WHAT IS NEEDED ▸ Copy out each line of the material below that holds the string "réception".

INFORMATION SHOWN ▸
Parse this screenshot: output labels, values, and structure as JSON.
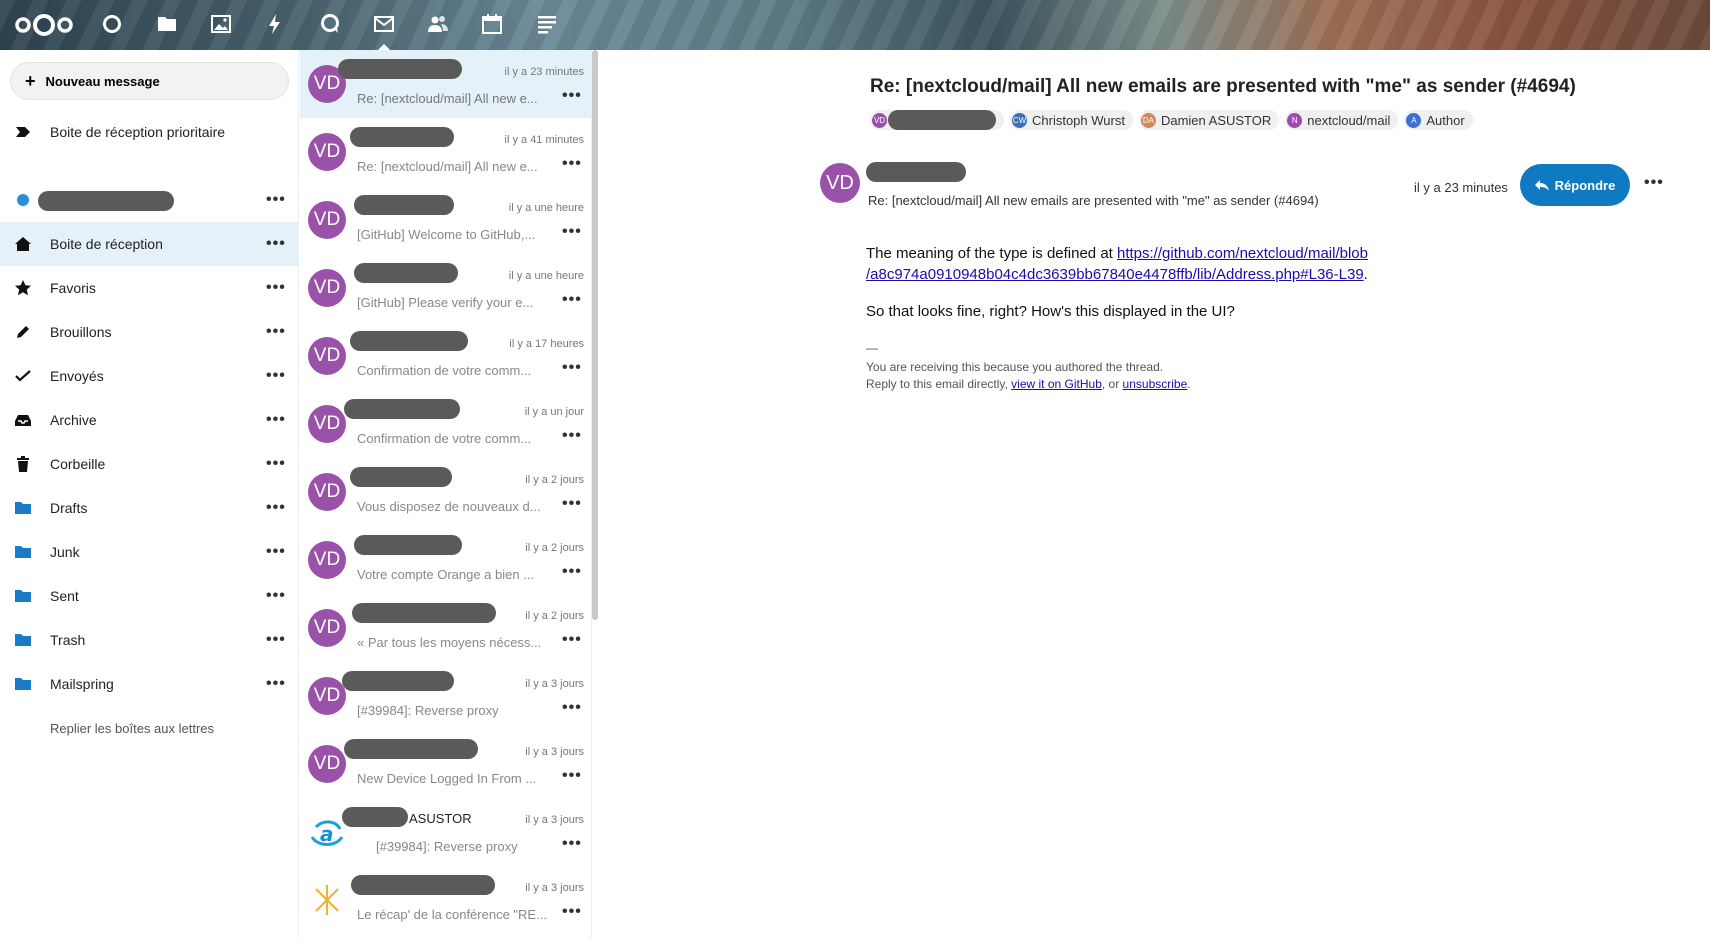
{
  "topbar": {
    "apps": [
      "dashboard-icon",
      "files-icon",
      "photos-icon",
      "activity-icon",
      "talk-icon",
      "mail-icon",
      "contacts-icon",
      "calendar-icon",
      "notes-icon"
    ],
    "active_app": "mail-icon"
  },
  "nav": {
    "new_message": "Nouveau message",
    "priority_inbox": "Boite de réception prioritaire",
    "items": [
      {
        "label": "Boite de réception",
        "icon": "home-icon"
      },
      {
        "label": "Favoris",
        "icon": "star-icon"
      },
      {
        "label": "Brouillons",
        "icon": "pencil-icon"
      },
      {
        "label": "Envoyés",
        "icon": "check-icon"
      },
      {
        "label": "Archive",
        "icon": "archive-icon"
      },
      {
        "label": "Corbeille",
        "icon": "trash-icon"
      },
      {
        "label": "Drafts",
        "icon": "folder-icon"
      },
      {
        "label": "Junk",
        "icon": "folder-icon"
      },
      {
        "label": "Sent",
        "icon": "folder-icon"
      },
      {
        "label": "Trash",
        "icon": "folder-icon"
      },
      {
        "label": "Mailspring",
        "icon": "folder-icon"
      }
    ],
    "collapse": "Replier les boîtes aux lettres",
    "more": "•••"
  },
  "messages": [
    {
      "avatar": "VD",
      "time": "il y a 23 minutes",
      "subject": "Re: [nextcloud/mail] All new e..."
    },
    {
      "avatar": "VD",
      "time": "il y a 41 minutes",
      "subject": "Re: [nextcloud/mail] All new e..."
    },
    {
      "avatar": "VD",
      "time": "il y a une heure",
      "subject": "[GitHub] Welcome to GitHub,..."
    },
    {
      "avatar": "VD",
      "time": "il y a une heure",
      "subject": "[GitHub] Please verify your e..."
    },
    {
      "avatar": "VD",
      "time": "il y a 17 heures",
      "subject": "Confirmation de votre comm..."
    },
    {
      "avatar": "VD",
      "time": "il y a un jour",
      "subject": "Confirmation de votre comm..."
    },
    {
      "avatar": "VD",
      "time": "il y a 2 jours",
      "subject": "Vous disposez de nouveaux d..."
    },
    {
      "avatar": "VD",
      "time": "il y a 2 jours",
      "subject": "Votre compte Orange a bien ..."
    },
    {
      "avatar": "VD",
      "time": "il y a 2 jours",
      "subject": "« Par tous les moyens nécess..."
    },
    {
      "avatar": "VD",
      "time": "il y a 3 jours",
      "subject": "[#39984]: Reverse proxy"
    },
    {
      "avatar": "VD",
      "time": "il y a 3 jours",
      "subject": "New Device Logged In From ..."
    },
    {
      "avatar": "a",
      "time": "il y a 3 jours",
      "subject": "[#39984]: Reverse proxy",
      "sender_suffix": "ASUSTOR"
    },
    {
      "avatar": "x",
      "time": "il y a 3 jours",
      "subject": "Le récap' de la conférence \"RE..."
    }
  ],
  "reader": {
    "title": "Re: [nextcloud/mail] All new emails are presented with \"me\" as sender (#4694)",
    "participants": [
      {
        "initials": "VD",
        "name": "",
        "color": "#9a52a8"
      },
      {
        "initials": "CW",
        "name": "Christoph Wurst",
        "color": "#3d6fb6"
      },
      {
        "initials": "DA",
        "name": "Damien ASUSTOR",
        "color": "#d08a5a"
      },
      {
        "initials": "N",
        "name": "nextcloud/mail",
        "color": "#a049b5"
      },
      {
        "initials": "A",
        "name": "Author",
        "color": "#3b6fd6"
      }
    ],
    "avatar": "VD",
    "subject": "Re: [nextcloud/mail] All new emails are presented with \"me\" as sender (#4694)",
    "time": "il y a 23 minutes",
    "reply": "Répondre",
    "body_line1_prefix": "The meaning of the type is defined at ",
    "body_link": "https://github.com/nextcloud/mail/blob/a8c974a0910948b04c4dc3639bb67840e4478ffb/lib/Address.php#L36-L39",
    "body_link_line1": "https://github.com/nextcloud/mail/blob",
    "body_link_line2": "/a8c974a0910948b04c4dc3639bb67840e4478ffb/lib/Address.php#L36-L39",
    "body_line2": "So that looks fine, right? How's this displayed in the UI?",
    "sig_dash": "—",
    "footer_line1": "You are receiving this because you authored the thread.",
    "footer_prefix": "Reply to this email directly, ",
    "footer_link1": "view it on GitHub",
    "footer_mid": ", or ",
    "footer_link2": "unsubscribe",
    "footer_end": "."
  }
}
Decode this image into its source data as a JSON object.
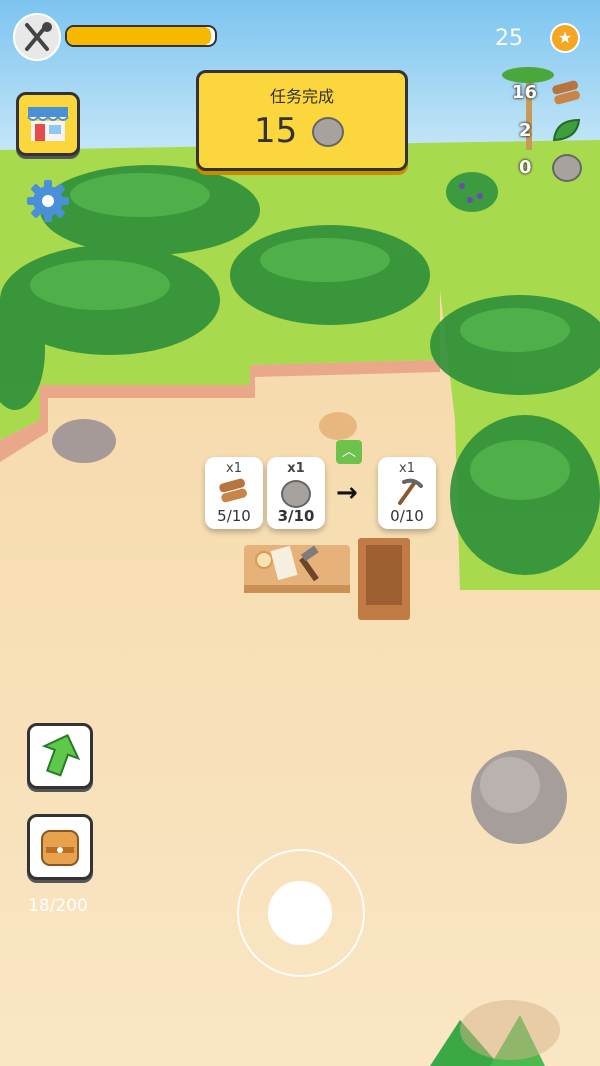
{
  "hud": {
    "hunger_icon": "fork-knife-icon",
    "hunger_fill": 0.97,
    "coins": "25",
    "coin_icon": "star-coin-icon"
  },
  "quest": {
    "title": "任务完成",
    "count": "15",
    "item_icon": "stone-icon"
  },
  "resources": [
    {
      "value": "16",
      "icon": "wood-log-icon"
    },
    {
      "value": "2",
      "icon": "leaf-icon"
    },
    {
      "value": "0",
      "icon": "stone-icon"
    }
  ],
  "buttons": {
    "shop_icon": "shop-icon",
    "settings_icon": "gear-icon",
    "upgrade_icon": "up-arrow-icon",
    "backpack_icon": "backpack-icon"
  },
  "backpack_capacity": "18/200",
  "recipe": {
    "inputs": [
      {
        "multiplier": "x1",
        "count": "5/10",
        "icon": "wood-log-icon"
      },
      {
        "multiplier": "x1",
        "count": "3/10",
        "icon": "stone-icon"
      }
    ],
    "arrow": "→",
    "output": {
      "multiplier": "x1",
      "count": "0/10",
      "icon": "pickaxe-icon"
    }
  },
  "colors": {
    "sky": "#9fd3f2",
    "grass": "#a6d94a",
    "sand": "#f7dfb5",
    "quest_bg": "#fbd63d",
    "hunger_bar": "#f7b800",
    "coin": "#f5a623"
  }
}
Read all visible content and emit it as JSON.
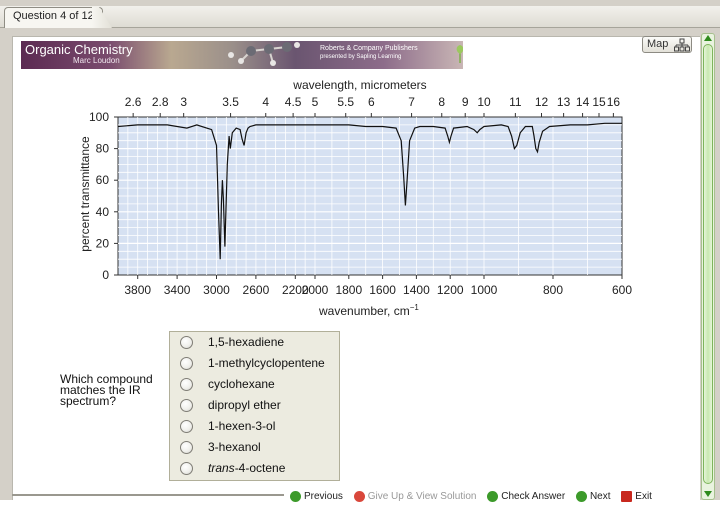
{
  "tab": {
    "label": "Question 4 of 12"
  },
  "banner": {
    "title": "Organic Chemistry",
    "author": "Marc Loudon",
    "publisher_line1": "Roberts & Company Publishers",
    "publisher_line2": "presented by Sapling Learning"
  },
  "map_button": {
    "label": "Map"
  },
  "chart_data": {
    "type": "line",
    "top_axis_label": "wavelength, micrometers",
    "top_ticks": [
      "2.6",
      "2.8",
      "3",
      "3.5",
      "4",
      "4.5",
      "5",
      "5.5",
      "6",
      "7",
      "8",
      "9",
      "10",
      "11",
      "12",
      "13",
      "14",
      "15",
      "16"
    ],
    "bottom_ticks": [
      "3800",
      "3400",
      "3000",
      "2600",
      "2200",
      "2000",
      "1800",
      "1600",
      "1400",
      "1200",
      "1000",
      "800",
      "600"
    ],
    "ylabel": "percent transmittance",
    "y_ticks": [
      "0",
      "20",
      "40",
      "60",
      "80",
      "100"
    ],
    "xlabel": "wavenumber, cm",
    "xlabel_sup": "−1",
    "ylim": [
      0,
      100
    ],
    "xlim": [
      4000,
      600
    ],
    "colors": {
      "plot_bg": "#d6e1f2",
      "line": "#111111",
      "grid": "#ffffff"
    },
    "series": [
      {
        "values": [
          [
            4000,
            94
          ],
          [
            3800,
            95
          ],
          [
            3600,
            95
          ],
          [
            3500,
            95
          ],
          [
            3400,
            94
          ],
          [
            3300,
            93
          ],
          [
            3200,
            95
          ],
          [
            3100,
            93
          ],
          [
            3050,
            92
          ],
          [
            3000,
            82
          ],
          [
            2980,
            40
          ],
          [
            2962,
            10
          ],
          [
            2950,
            45
          ],
          [
            2940,
            60
          ],
          [
            2930,
            48
          ],
          [
            2915,
            18
          ],
          [
            2905,
            40
          ],
          [
            2890,
            70
          ],
          [
            2872,
            88
          ],
          [
            2860,
            80
          ],
          [
            2840,
            90
          ],
          [
            2800,
            93
          ],
          [
            2760,
            92
          ],
          [
            2740,
            86
          ],
          [
            2720,
            82
          ],
          [
            2700,
            90
          ],
          [
            2680,
            93
          ],
          [
            2660,
            94
          ],
          [
            2600,
            95
          ],
          [
            2500,
            95
          ],
          [
            2400,
            95
          ],
          [
            2300,
            95
          ],
          [
            2200,
            95
          ],
          [
            2100,
            95
          ],
          [
            2000,
            95
          ],
          [
            1900,
            95
          ],
          [
            1800,
            95
          ],
          [
            1700,
            94
          ],
          [
            1600,
            94
          ],
          [
            1520,
            93
          ],
          [
            1490,
            85
          ],
          [
            1475,
            62
          ],
          [
            1465,
            44
          ],
          [
            1455,
            60
          ],
          [
            1440,
            85
          ],
          [
            1410,
            93
          ],
          [
            1380,
            94
          ],
          [
            1300,
            94
          ],
          [
            1230,
            93
          ],
          [
            1215,
            88
          ],
          [
            1205,
            84
          ],
          [
            1195,
            88
          ],
          [
            1180,
            93
          ],
          [
            1100,
            94
          ],
          [
            1060,
            92
          ],
          [
            1040,
            90
          ],
          [
            1025,
            92
          ],
          [
            1000,
            94
          ],
          [
            950,
            95
          ],
          [
            930,
            94
          ],
          [
            920,
            88
          ],
          [
            912,
            80
          ],
          [
            905,
            82
          ],
          [
            895,
            90
          ],
          [
            880,
            94
          ],
          [
            860,
            94
          ],
          [
            855,
            88
          ],
          [
            850,
            80
          ],
          [
            845,
            78
          ],
          [
            840,
            84
          ],
          [
            830,
            91
          ],
          [
            810,
            94
          ],
          [
            750,
            95
          ],
          [
            700,
            95
          ],
          [
            650,
            96
          ],
          [
            600,
            96
          ]
        ]
      }
    ],
    "grid": true
  },
  "question": {
    "text": "Which compound matches the IR spectrum?"
  },
  "choices": [
    {
      "label": "1,5-hexadiene"
    },
    {
      "label": "1-methylcyclopentene"
    },
    {
      "label": "cyclohexane"
    },
    {
      "label": "dipropyl ether"
    },
    {
      "label": "1-hexen-3-ol"
    },
    {
      "label": "3-hexanol"
    },
    {
      "label_prefix": "trans",
      "label_suffix": "-4-octene"
    }
  ],
  "nav": {
    "previous": "Previous",
    "give_up": "Give Up & View Solution",
    "check_answer": "Check Answer",
    "next": "Next",
    "exit": "Exit"
  }
}
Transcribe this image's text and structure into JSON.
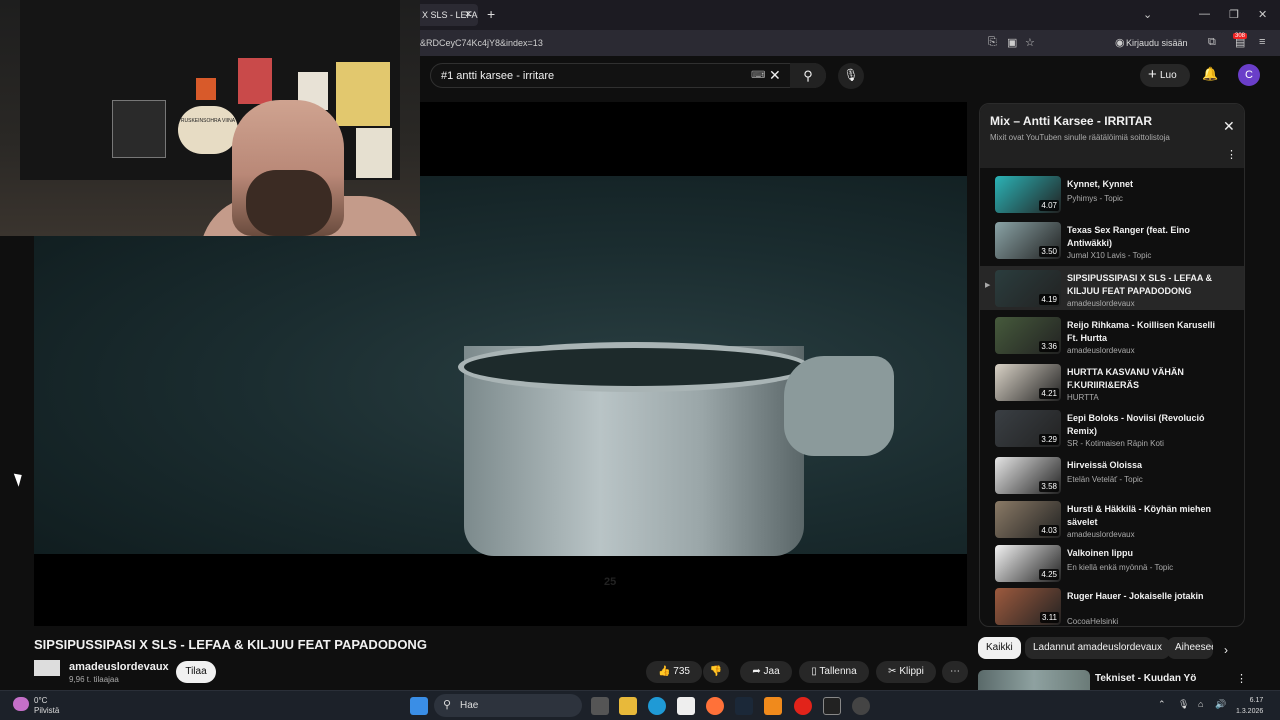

WORKED SOLUTION ▸
    "priority_inbox": "Boite de réception prioritaire",
        "label": "Boite de réception",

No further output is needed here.